- SUPPLIED INFORMATION:
────────────────────

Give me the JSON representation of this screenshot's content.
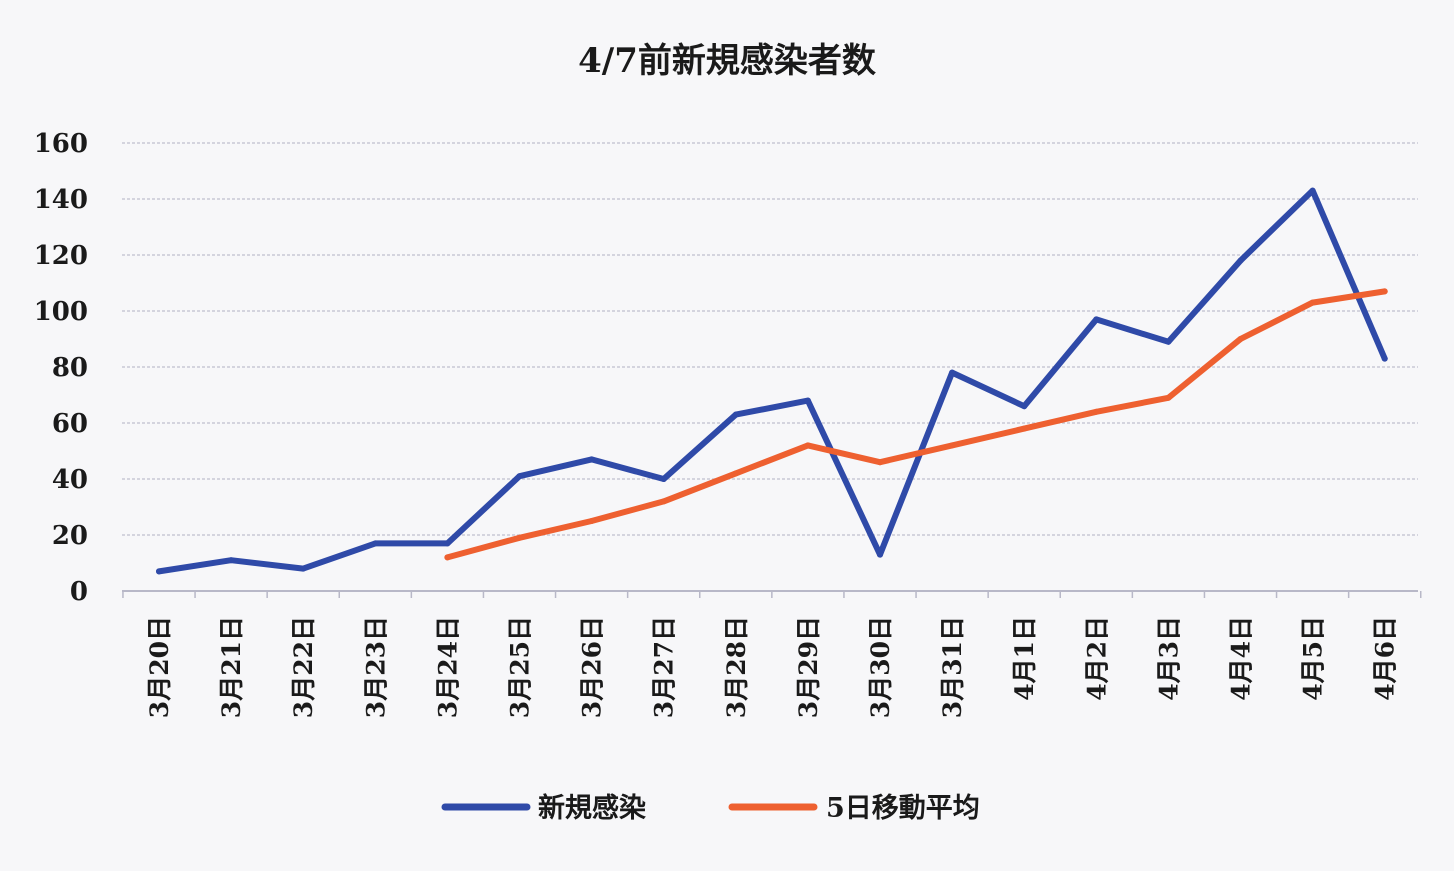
{
  "chart_data": {
    "type": "line",
    "title": "4/7前新規感染者数",
    "xlabel": "",
    "ylabel": "",
    "categories": [
      "3月20日",
      "3月21日",
      "3月22日",
      "3月23日",
      "3月24日",
      "3月25日",
      "3月26日",
      "3月27日",
      "3月28日",
      "3月29日",
      "3月30日",
      "3月31日",
      "4月1日",
      "4月2日",
      "4月3日",
      "4月4日",
      "4月5日",
      "4月6日"
    ],
    "ylim": [
      0,
      160
    ],
    "yticks": [
      0,
      20,
      40,
      60,
      80,
      100,
      120,
      140,
      160
    ],
    "grid": true,
    "legend_position": "bottom",
    "series": [
      {
        "name": "新規感染",
        "color": "#2f4aa8",
        "values": [
          7,
          11,
          8,
          17,
          17,
          41,
          47,
          40,
          63,
          68,
          13,
          78,
          66,
          97,
          89,
          118,
          143,
          83
        ]
      },
      {
        "name": "5日移動平均",
        "color": "#ee6030",
        "values": [
          null,
          null,
          null,
          null,
          12,
          19,
          25,
          32,
          42,
          52,
          46,
          52,
          58,
          64,
          69,
          90,
          103,
          107
        ]
      }
    ]
  }
}
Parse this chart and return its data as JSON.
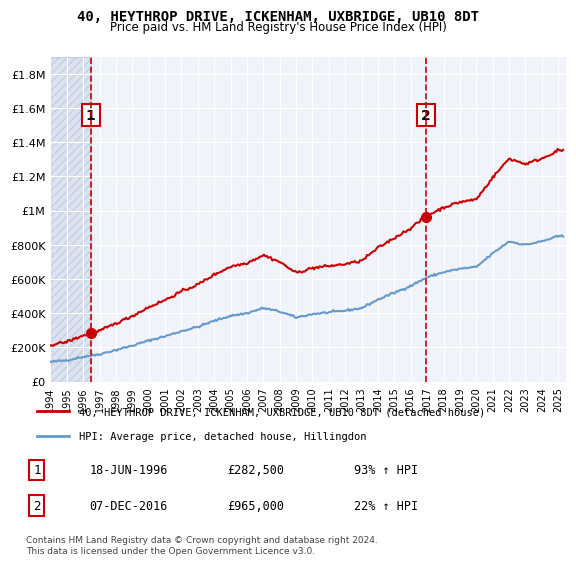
{
  "title": "40, HEYTHROP DRIVE, ICKENHAM, UXBRIDGE, UB10 8DT",
  "subtitle": "Price paid vs. HM Land Registry's House Price Index (HPI)",
  "xlabel": "",
  "ylabel": "",
  "ylim": [
    0,
    1900000
  ],
  "xlim_start": 1994.0,
  "xlim_end": 2025.5,
  "sale1_date": 1996.46,
  "sale1_price": 282500,
  "sale1_label": "1",
  "sale2_date": 2016.93,
  "sale2_price": 965000,
  "sale2_label": "2",
  "hpi_line_color": "#6699cc",
  "price_line_color": "#cc0000",
  "dashed_line_color": "#cc0000",
  "background_hatch_color": "#d0d8e8",
  "legend_label_price": "40, HEYTHROP DRIVE, ICKENHAM, UXBRIDGE, UB10 8DT (detached house)",
  "legend_label_hpi": "HPI: Average price, detached house, Hillingdon",
  "annotation1_date": "18-JUN-1996",
  "annotation1_price": "£282,500",
  "annotation1_hpi": "93% ↑ HPI",
  "annotation2_date": "07-DEC-2016",
  "annotation2_price": "£965,000",
  "annotation2_hpi": "22% ↑ HPI",
  "footer": "Contains HM Land Registry data © Crown copyright and database right 2024.\nThis data is licensed under the Open Government Licence v3.0.",
  "yticks": [
    0,
    200000,
    400000,
    600000,
    800000,
    1000000,
    1200000,
    1400000,
    1600000,
    1800000
  ],
  "ytick_labels": [
    "£0",
    "£200K",
    "£400K",
    "£600K",
    "£800K",
    "£1M",
    "£1.2M",
    "£1.4M",
    "£1.6M",
    "£1.8M"
  ]
}
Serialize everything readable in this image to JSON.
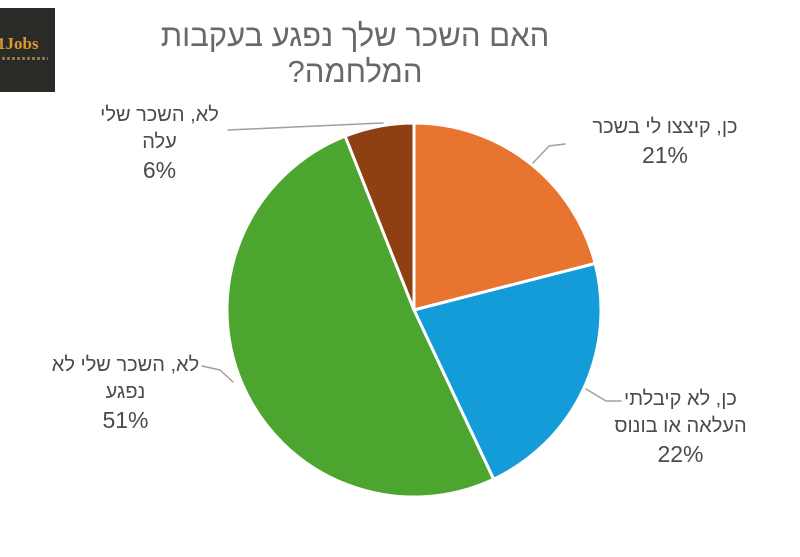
{
  "logo": {
    "text": "1Jobs"
  },
  "chart_data": {
    "type": "pie",
    "title": "האם השכר שלך נפגע בעקבות המלחמה?",
    "start_angle": "top",
    "direction": "clockwise",
    "legend": "none",
    "labels_layout": "outside-with-leader-lines",
    "slices": [
      {
        "name": "salary-cut",
        "label": "כן, קיצצו לי בשכר",
        "value": 21,
        "pct_label": "21%",
        "color": "#E7742F"
      },
      {
        "name": "no-raise-or-bonus",
        "label": "כן, לא קיבלתי העלאה או בונוס",
        "value": 22,
        "pct_label": "22%",
        "color": "#149CD8"
      },
      {
        "name": "salary-not-hurt",
        "label": "לא, השכר שלי לא נפגע",
        "value": 51,
        "pct_label": "51%",
        "color": "#4BA52E"
      },
      {
        "name": "salary-increased",
        "label": "לא, השכר שלי עלה",
        "value": 6,
        "pct_label": "6%",
        "color": "#8E4013"
      }
    ]
  },
  "labels": {
    "salary_increased": {
      "line1": "לא, השכר שלי",
      "line2": "עלה",
      "pct": "6%"
    },
    "salary_cut": {
      "line1": "כן, קיצצו לי בשכר",
      "pct": "21%"
    },
    "no_raise": {
      "line1": "כן, לא קיבלתי",
      "line2": "העלאה או בונוס",
      "pct": "22%"
    },
    "not_hurt": {
      "line1": "לא, השכר שלי לא",
      "line2": "נפגע",
      "pct": "51%"
    }
  }
}
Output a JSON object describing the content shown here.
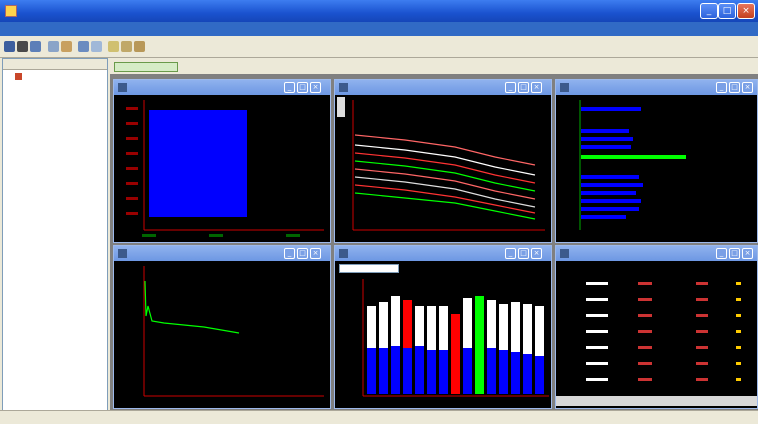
{
  "window": {
    "title": ""
  },
  "menu": [],
  "sidebar": {
    "header": "",
    "tree": [
      {
        "label": ""
      }
    ]
  },
  "tab": {
    "label": ""
  },
  "panels": {
    "p1": {
      "title": ""
    },
    "p2": {
      "title": ""
    },
    "p3": {
      "title": ""
    },
    "p4": {
      "title": ""
    },
    "p5": {
      "title": "",
      "selector": ""
    },
    "p6": {
      "title": ""
    }
  },
  "table": {
    "headers": [],
    "rows": []
  },
  "colors": {
    "blue": "#0000ff",
    "red": "#ff0000",
    "green": "#00ff00",
    "white": "#ffffff",
    "axis": "#cc0000"
  },
  "status": {
    "text": ""
  }
}
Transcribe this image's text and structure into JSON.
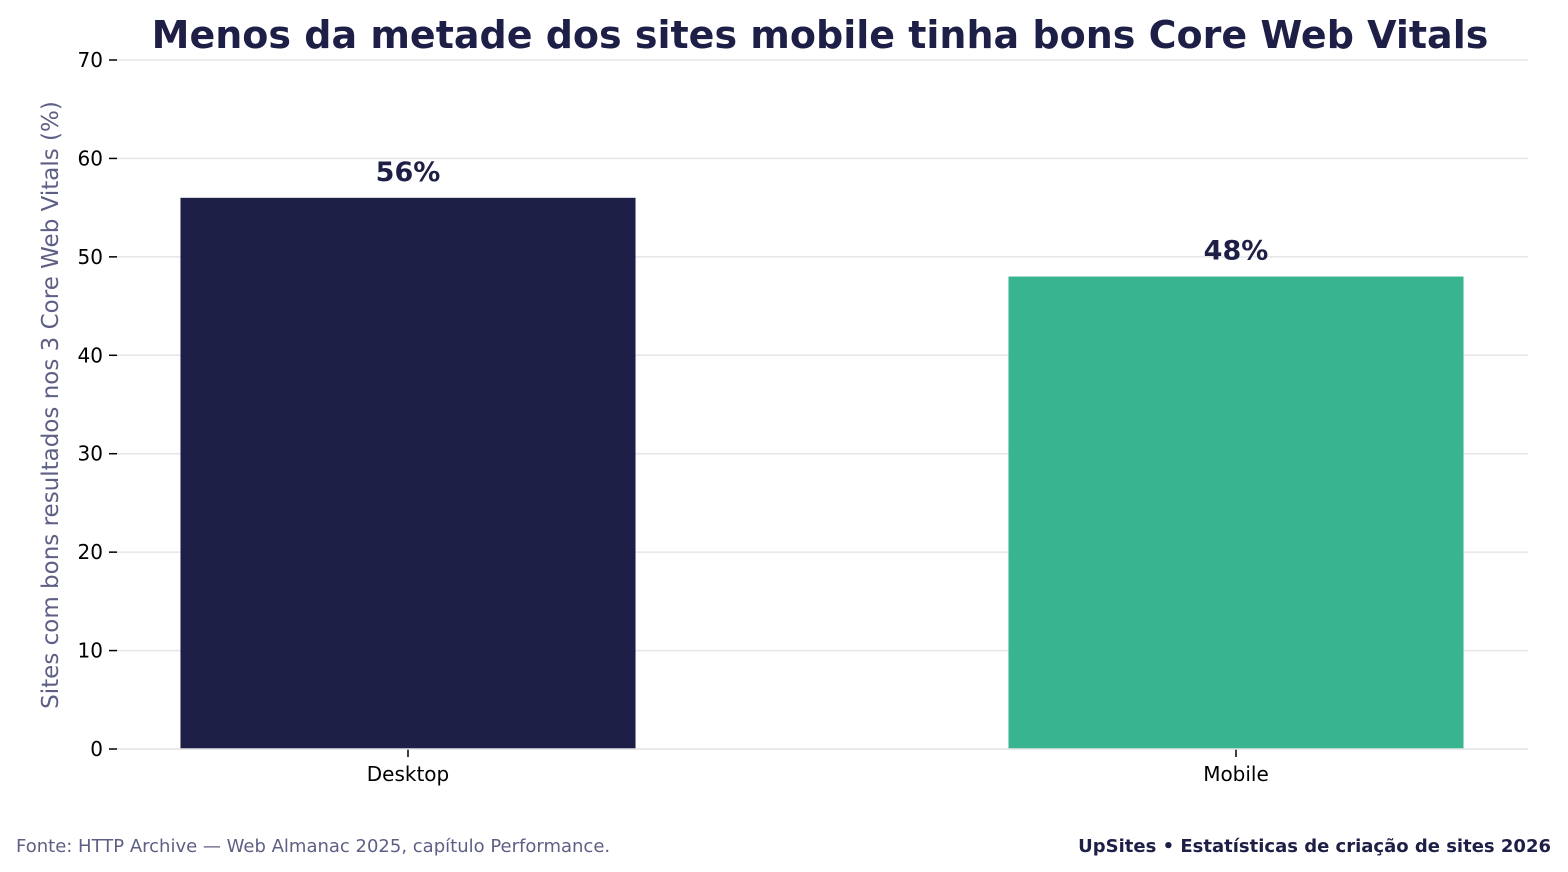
{
  "chart_data": {
    "type": "bar",
    "title": "Menos da metade dos sites mobile tinha bons Core Web Vitals",
    "xlabel": "",
    "ylabel": "Sites com bons resultados nos 3 Core Web Vitals (%)",
    "categories": [
      "Desktop",
      "Mobile"
    ],
    "values": [
      56,
      48
    ],
    "value_labels": [
      "56%",
      "48%"
    ],
    "colors": [
      "#1e1f47",
      "#38b48e"
    ],
    "ylim": [
      0,
      70
    ],
    "yticks": [
      "0",
      "10",
      "20",
      "30",
      "40",
      "50",
      "60",
      "70"
    ],
    "grid": "horizontal"
  },
  "footer": {
    "source": "Fonte: HTTP Archive — Web Almanac 2025, capítulo Performance.",
    "credit": "UpSites • Estatísticas de criação de sites 2026"
  },
  "colors": {
    "grid": "#e6e6ea",
    "text_dark": "#1e1f47",
    "text_muted": "#5d5f85"
  }
}
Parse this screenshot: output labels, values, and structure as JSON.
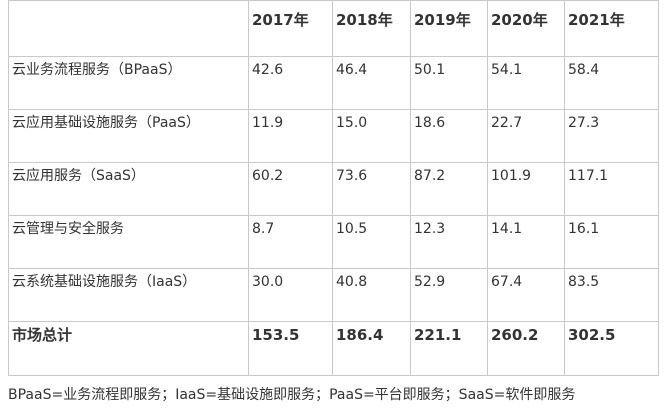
{
  "table": {
    "header": [
      "",
      "2017年",
      "2018年",
      "2019年",
      "2020年",
      "2021年"
    ],
    "rows": [
      [
        "云业务流程服务（BPaaS）",
        "42.6",
        "46.4",
        "50.1",
        "54.1",
        "58.4"
      ],
      [
        "云应用基础设施服务（PaaS）",
        "11.9",
        "15.0",
        "18.6",
        "22.7",
        "27.3"
      ],
      [
        "云应用服务（SaaS）",
        "60.2",
        "73.6",
        "87.2",
        "101.9",
        "117.1"
      ],
      [
        "云管理与安全服务",
        "8.7",
        "10.5",
        "12.3",
        "14.1",
        "16.1"
      ],
      [
        "云系统基础设施服务（IaaS）",
        "30.0",
        "40.8",
        "52.9",
        "67.4",
        "83.5"
      ]
    ],
    "total": [
      "市场总计",
      "153.5",
      "186.4",
      "221.1",
      "260.2",
      "302.5"
    ]
  },
  "footnote": "BPaaS=业务流程即服务；IaaS=基础设施即服务；PaaS=平台即服务；SaaS=软件即服务",
  "colors": {
    "border": "#c9c9c9",
    "text": "#333333"
  }
}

────────────────────

- EXERCISE DETAILS:
Write the records above out again exactly, with no pictures in your copy.

- FINISHED EXERCISE:
Give me the JSON representation of this screenshot's content.
{
  "chart_data": {
    "type": "line",
    "title": "4/7前新規感染者数",
    "xlabel": "",
    "ylabel": "",
    "categories": [
      "3月20日",
      "3月21日",
      "3月22日",
      "3月23日",
      "3月24日",
      "3月25日",
      "3月26日",
      "3月27日",
      "3月28日",
      "3月29日",
      "3月30日",
      "3月31日",
      "4月1日",
      "4月2日",
      "4月3日",
      "4月4日",
      "4月5日",
      "4月6日"
    ],
    "ylim": [
      0,
      160
    ],
    "yticks": [
      0,
      20,
      40,
      60,
      80,
      100,
      120,
      140,
      160
    ],
    "grid": true,
    "legend_position": "bottom",
    "series": [
      {
        "name": "新規感染",
        "color": "#2f4aa8",
        "values": [
          7,
          11,
          8,
          17,
          17,
          41,
          47,
          40,
          63,
          68,
          13,
          78,
          66,
          97,
          89,
          118,
          143,
          83
        ]
      },
      {
        "name": "5日移動平均",
        "color": "#ee6030",
        "values": [
          null,
          null,
          null,
          null,
          12,
          19,
          25,
          32,
          42,
          52,
          46,
          52,
          58,
          64,
          69,
          90,
          103,
          107
        ]
      }
    ]
  }
}
Parse this chart and return its data as JSON.
{
  "title": "40, HEYTHROP DRIVE, ICKENHAM, UXBRIDGE, UB10 8DT",
  "subtitle": "Price paid vs. HM Land Registry's House Price Index (HPI)",
  "xlabel": "",
  "ylabel": "",
  "ylim": [
    0,
    1900000
  ],
  "xlim_start": 1994.0,
  "xlim_end": 2025.5,
  "sale1_date": 1996.46,
  "sale1_price": 282500,
  "sale1_label": "1",
  "sale2_date": 2016.93,
  "sale2_price": 965000,
  "sale2_label": "2",
  "hpi_line_color": "#6699cc",
  "price_line_color": "#cc0000",
  "dashed_line_color": "#cc0000",
  "background_hatch_color": "#d0d8e8",
  "legend_label_price": "40, HEYTHROP DRIVE, ICKENHAM, UXBRIDGE, UB10 8DT (detached house)",
  "legend_label_hpi": "HPI: Average price, detached house, Hillingdon",
  "annotation1_date": "18-JUN-1996",
  "annotation1_price": "£282,500",
  "annotation1_hpi": "93% ↑ HPI",
  "annotation2_date": "07-DEC-2016",
  "annotation2_price": "£965,000",
  "annotation2_hpi": "22% ↑ HPI",
  "footer": "Contains HM Land Registry data © Crown copyright and database right 2024.\nThis data is licensed under the Open Government Licence v3.0.",
  "yticks": [
    0,
    200000,
    400000,
    600000,
    800000,
    1000000,
    1200000,
    1400000,
    1600000,
    1800000
  ],
  "ytick_labels": [
    "£0",
    "£200K",
    "£400K",
    "£600K",
    "£800K",
    "£1M",
    "£1.2M",
    "£1.4M",
    "£1.6M",
    "£1.8M"
  ]
}
Serialize everything readable in this image to JSON.
{
  "logo": {
    "text": "1Jobs"
  },
  "chart_data": {
    "type": "pie",
    "title": "האם השכר שלך נפגע בעקבות המלחמה?",
    "start_angle": "top",
    "direction": "clockwise",
    "legend": "none",
    "labels_layout": "outside-with-leader-lines",
    "slices": [
      {
        "name": "salary-cut",
        "label": "כן, קיצצו לי בשכר",
        "value": 21,
        "pct_label": "21%",
        "color": "#E7742F"
      },
      {
        "name": "no-raise-or-bonus",
        "label": "כן, לא קיבלתי העלאה או בונוס",
        "value": 22,
        "pct_label": "22%",
        "color": "#149CD8"
      },
      {
        "name": "salary-not-hurt",
        "label": "לא, השכר שלי לא נפגע",
        "value": 51,
        "pct_label": "51%",
        "color": "#4BA52E"
      },
      {
        "name": "salary-increased",
        "label": "לא, השכר שלי עלה",
        "value": 6,
        "pct_label": "6%",
        "color": "#8E4013"
      }
    ]
  },
  "labels": {
    "salary_increased": {
      "line1": "לא, השכר שלי",
      "line2": "עלה",
      "pct": "6%"
    },
    "salary_cut": {
      "line1": "כן, קיצצו לי בשכר",
      "pct": "21%"
    },
    "no_raise": {
      "line1": "כן, לא קיבלתי",
      "line2": "העלאה או בונוס",
      "pct": "22%"
    },
    "not_hurt": {
      "line1": "לא, השכר שלי לא",
      "line2": "נפגע",
      "pct": "51%"
    }
  }
}
Output a JSON object describing the content shown here.
{
  "window": {
    "title": ""
  },
  "menu": [],
  "sidebar": {
    "header": "",
    "tree": [
      {
        "label": ""
      }
    ]
  },
  "tab": {
    "label": ""
  },
  "panels": {
    "p1": {
      "title": ""
    },
    "p2": {
      "title": ""
    },
    "p3": {
      "title": ""
    },
    "p4": {
      "title": ""
    },
    "p5": {
      "title": "",
      "selector": ""
    },
    "p6": {
      "title": ""
    }
  },
  "table": {
    "headers": [],
    "rows": []
  },
  "colors": {
    "blue": "#0000ff",
    "red": "#ff0000",
    "green": "#00ff00",
    "white": "#ffffff",
    "axis": "#cc0000"
  },
  "status": {
    "text": ""
  }
}
Transcribe this image's text and structure into JSON.
{
  "chart_data": {
    "type": "bar",
    "title": "Menos da metade dos sites mobile tinha bons Core Web Vitals",
    "xlabel": "",
    "ylabel": "Sites com bons resultados nos 3 Core Web Vitals (%)",
    "categories": [
      "Desktop",
      "Mobile"
    ],
    "values": [
      56,
      48
    ],
    "value_labels": [
      "56%",
      "48%"
    ],
    "colors": [
      "#1e1f47",
      "#38b48e"
    ],
    "ylim": [
      0,
      70
    ],
    "yticks": [
      "0",
      "10",
      "20",
      "30",
      "40",
      "50",
      "60",
      "70"
    ],
    "grid": "horizontal"
  },
  "footer": {
    "source": "Fonte: HTTP Archive — Web Almanac 2025, capítulo Performance.",
    "credit": "UpSites • Estatísticas de criação de sites 2026"
  },
  "colors": {
    "grid": "#e6e6ea",
    "text_dark": "#1e1f47",
    "text_muted": "#5d5f85"
  }
}
Parse this screenshot: output labels, values, and structure as JSON.
{
  "table": {
    "header": [
      "",
      "2017年",
      "2018年",
      "2019年",
      "2020年",
      "2021年"
    ],
    "rows": [
      [
        "云业务流程服务（BPaaS）",
        "42.6",
        "46.4",
        "50.1",
        "54.1",
        "58.4"
      ],
      [
        "云应用基础设施服务（PaaS）",
        "11.9",
        "15.0",
        "18.6",
        "22.7",
        "27.3"
      ],
      [
        "云应用服务（SaaS）",
        "60.2",
        "73.6",
        "87.2",
        "101.9",
        "117.1"
      ],
      [
        "云管理与安全服务",
        "8.7",
        "10.5",
        "12.3",
        "14.1",
        "16.1"
      ],
      [
        "云系统基础设施服务（IaaS）",
        "30.0",
        "40.8",
        "52.9",
        "67.4",
        "83.5"
      ]
    ],
    "total": [
      "市场总计",
      "153.5",
      "186.4",
      "221.1",
      "260.2",
      "302.5"
    ]
  },
  "footnote": "BPaaS=业务流程即服务；IaaS=基础设施即服务；PaaS=平台即服务；SaaS=软件即服务",
  "colors": {
    "border": "#c9c9c9",
    "text": "#333333"
  }
}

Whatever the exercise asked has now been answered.